Entries supplied:
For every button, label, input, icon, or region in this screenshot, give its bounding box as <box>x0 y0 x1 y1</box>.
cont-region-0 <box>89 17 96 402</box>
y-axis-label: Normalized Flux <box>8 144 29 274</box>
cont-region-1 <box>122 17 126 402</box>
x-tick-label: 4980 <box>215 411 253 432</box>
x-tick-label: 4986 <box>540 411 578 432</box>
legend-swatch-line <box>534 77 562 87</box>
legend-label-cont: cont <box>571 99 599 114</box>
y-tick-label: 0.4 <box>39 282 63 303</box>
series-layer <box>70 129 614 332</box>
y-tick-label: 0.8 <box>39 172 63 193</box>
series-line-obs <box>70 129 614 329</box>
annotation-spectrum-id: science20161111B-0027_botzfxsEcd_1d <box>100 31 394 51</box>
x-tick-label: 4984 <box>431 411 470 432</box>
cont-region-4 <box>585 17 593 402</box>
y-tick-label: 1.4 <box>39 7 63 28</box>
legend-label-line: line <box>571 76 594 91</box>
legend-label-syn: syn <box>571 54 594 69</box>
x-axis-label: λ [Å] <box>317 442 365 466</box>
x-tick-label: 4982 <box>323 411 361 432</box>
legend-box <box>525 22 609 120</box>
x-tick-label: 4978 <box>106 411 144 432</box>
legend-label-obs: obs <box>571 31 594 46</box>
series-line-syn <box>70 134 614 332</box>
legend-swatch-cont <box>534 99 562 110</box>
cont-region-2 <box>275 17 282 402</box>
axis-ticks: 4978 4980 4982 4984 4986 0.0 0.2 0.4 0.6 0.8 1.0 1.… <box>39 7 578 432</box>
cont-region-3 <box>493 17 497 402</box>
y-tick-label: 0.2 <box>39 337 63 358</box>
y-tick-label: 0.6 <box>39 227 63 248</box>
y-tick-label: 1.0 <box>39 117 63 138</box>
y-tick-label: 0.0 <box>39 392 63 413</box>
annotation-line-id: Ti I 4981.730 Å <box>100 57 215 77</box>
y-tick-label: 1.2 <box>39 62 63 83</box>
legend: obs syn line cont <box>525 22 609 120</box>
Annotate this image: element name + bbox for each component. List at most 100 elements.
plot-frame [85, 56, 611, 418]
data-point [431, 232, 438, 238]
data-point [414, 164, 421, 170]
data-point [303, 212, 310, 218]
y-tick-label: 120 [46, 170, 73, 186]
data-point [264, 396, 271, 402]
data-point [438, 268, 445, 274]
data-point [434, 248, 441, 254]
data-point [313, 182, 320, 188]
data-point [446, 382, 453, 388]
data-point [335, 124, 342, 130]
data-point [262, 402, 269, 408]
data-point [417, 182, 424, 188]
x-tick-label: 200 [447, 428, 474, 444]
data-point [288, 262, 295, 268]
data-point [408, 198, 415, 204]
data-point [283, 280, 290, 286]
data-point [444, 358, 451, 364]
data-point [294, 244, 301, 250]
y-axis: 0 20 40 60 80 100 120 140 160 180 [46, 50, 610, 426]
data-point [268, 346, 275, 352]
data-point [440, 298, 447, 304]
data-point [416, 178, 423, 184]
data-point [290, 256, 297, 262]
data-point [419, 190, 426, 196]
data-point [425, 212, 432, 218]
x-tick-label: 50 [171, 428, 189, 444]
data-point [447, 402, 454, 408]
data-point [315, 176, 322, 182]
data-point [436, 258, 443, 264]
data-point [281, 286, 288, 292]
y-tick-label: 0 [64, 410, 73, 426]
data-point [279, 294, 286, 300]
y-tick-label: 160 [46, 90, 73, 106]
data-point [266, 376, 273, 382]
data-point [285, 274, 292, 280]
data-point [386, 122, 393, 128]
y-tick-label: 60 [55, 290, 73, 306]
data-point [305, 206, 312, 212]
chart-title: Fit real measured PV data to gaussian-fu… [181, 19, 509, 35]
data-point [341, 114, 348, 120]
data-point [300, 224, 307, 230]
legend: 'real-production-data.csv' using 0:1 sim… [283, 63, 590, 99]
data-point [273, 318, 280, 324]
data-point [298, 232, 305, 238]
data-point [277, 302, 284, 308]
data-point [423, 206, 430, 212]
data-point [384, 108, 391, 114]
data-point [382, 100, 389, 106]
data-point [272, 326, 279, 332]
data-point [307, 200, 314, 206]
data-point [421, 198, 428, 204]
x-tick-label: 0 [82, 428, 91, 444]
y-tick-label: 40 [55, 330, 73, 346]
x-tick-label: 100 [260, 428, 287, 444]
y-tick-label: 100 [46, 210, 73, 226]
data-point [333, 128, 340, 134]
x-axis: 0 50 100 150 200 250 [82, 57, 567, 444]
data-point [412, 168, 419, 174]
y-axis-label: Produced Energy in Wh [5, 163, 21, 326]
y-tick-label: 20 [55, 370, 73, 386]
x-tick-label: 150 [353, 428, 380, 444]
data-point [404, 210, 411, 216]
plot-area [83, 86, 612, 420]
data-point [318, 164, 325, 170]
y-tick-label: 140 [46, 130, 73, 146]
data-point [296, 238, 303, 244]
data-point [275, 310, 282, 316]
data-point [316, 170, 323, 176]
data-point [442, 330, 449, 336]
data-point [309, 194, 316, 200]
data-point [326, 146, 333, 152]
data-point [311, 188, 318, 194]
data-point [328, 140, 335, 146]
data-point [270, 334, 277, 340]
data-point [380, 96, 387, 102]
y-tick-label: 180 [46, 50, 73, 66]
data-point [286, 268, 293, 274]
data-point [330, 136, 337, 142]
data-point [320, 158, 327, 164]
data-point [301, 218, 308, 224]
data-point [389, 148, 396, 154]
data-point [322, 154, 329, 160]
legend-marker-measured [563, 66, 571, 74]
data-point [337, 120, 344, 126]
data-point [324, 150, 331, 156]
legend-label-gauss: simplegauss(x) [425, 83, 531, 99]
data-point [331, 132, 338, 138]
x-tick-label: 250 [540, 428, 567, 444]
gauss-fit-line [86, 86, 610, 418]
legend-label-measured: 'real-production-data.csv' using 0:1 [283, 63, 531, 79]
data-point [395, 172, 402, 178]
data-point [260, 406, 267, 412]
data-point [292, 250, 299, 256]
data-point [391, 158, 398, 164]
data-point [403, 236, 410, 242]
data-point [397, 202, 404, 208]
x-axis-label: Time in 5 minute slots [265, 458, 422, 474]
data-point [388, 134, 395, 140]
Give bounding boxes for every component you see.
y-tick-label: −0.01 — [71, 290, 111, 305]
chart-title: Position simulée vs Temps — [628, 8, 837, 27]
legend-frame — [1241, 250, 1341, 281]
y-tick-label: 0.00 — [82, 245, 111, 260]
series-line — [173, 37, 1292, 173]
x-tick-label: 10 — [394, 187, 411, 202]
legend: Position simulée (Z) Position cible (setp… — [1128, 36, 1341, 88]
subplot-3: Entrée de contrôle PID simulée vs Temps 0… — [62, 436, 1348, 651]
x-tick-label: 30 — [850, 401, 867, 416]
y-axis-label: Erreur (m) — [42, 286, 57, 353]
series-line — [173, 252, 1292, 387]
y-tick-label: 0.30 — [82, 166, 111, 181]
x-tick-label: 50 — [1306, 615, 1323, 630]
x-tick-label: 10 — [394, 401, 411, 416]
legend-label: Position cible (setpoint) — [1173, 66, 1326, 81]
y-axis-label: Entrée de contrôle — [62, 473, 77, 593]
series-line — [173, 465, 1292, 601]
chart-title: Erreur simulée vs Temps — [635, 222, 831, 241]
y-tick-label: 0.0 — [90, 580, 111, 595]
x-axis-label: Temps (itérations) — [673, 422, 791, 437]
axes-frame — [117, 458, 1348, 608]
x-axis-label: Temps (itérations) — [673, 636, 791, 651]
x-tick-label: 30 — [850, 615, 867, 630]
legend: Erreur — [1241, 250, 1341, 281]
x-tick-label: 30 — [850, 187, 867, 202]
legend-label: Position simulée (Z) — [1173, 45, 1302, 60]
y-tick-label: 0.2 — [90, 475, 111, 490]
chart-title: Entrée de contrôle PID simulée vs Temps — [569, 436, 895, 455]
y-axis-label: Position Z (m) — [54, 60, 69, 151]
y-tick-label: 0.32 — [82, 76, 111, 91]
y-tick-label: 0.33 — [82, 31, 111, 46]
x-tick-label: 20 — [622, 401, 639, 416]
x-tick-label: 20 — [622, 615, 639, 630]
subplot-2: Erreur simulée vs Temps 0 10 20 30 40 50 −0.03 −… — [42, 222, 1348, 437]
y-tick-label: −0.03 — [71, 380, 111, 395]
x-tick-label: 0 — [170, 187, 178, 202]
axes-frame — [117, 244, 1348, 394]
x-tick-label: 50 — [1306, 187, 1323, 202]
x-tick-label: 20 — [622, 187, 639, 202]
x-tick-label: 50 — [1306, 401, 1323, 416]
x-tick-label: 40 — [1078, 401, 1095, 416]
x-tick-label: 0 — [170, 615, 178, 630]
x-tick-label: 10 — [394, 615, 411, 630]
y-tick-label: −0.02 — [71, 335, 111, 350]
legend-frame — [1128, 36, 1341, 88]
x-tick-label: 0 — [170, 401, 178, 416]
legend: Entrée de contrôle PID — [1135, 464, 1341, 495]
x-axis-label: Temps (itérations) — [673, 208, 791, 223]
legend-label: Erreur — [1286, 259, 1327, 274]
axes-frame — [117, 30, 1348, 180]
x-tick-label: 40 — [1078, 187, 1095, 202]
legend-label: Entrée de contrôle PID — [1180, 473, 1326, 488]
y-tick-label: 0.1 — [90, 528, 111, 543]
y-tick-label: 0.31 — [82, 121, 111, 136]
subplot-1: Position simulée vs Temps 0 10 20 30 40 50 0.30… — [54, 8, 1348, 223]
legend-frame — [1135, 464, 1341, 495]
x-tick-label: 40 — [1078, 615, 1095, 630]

To be done: Please print the stretch from the first line of the entries through the line containing "x-tick-label: 4986 <box>540 411 578 432</box>", including both ends, with every line reproduced character for character.

Answer below:
For every button, label, input, icon, or region in this screenshot, give its bounding box as <box>x0 y0 x1 y1</box>.
cont-region-0 <box>89 17 96 402</box>
y-axis-label: Normalized Flux <box>8 144 29 274</box>
cont-region-1 <box>122 17 126 402</box>
x-tick-label: 4980 <box>215 411 253 432</box>
x-tick-label: 4986 <box>540 411 578 432</box>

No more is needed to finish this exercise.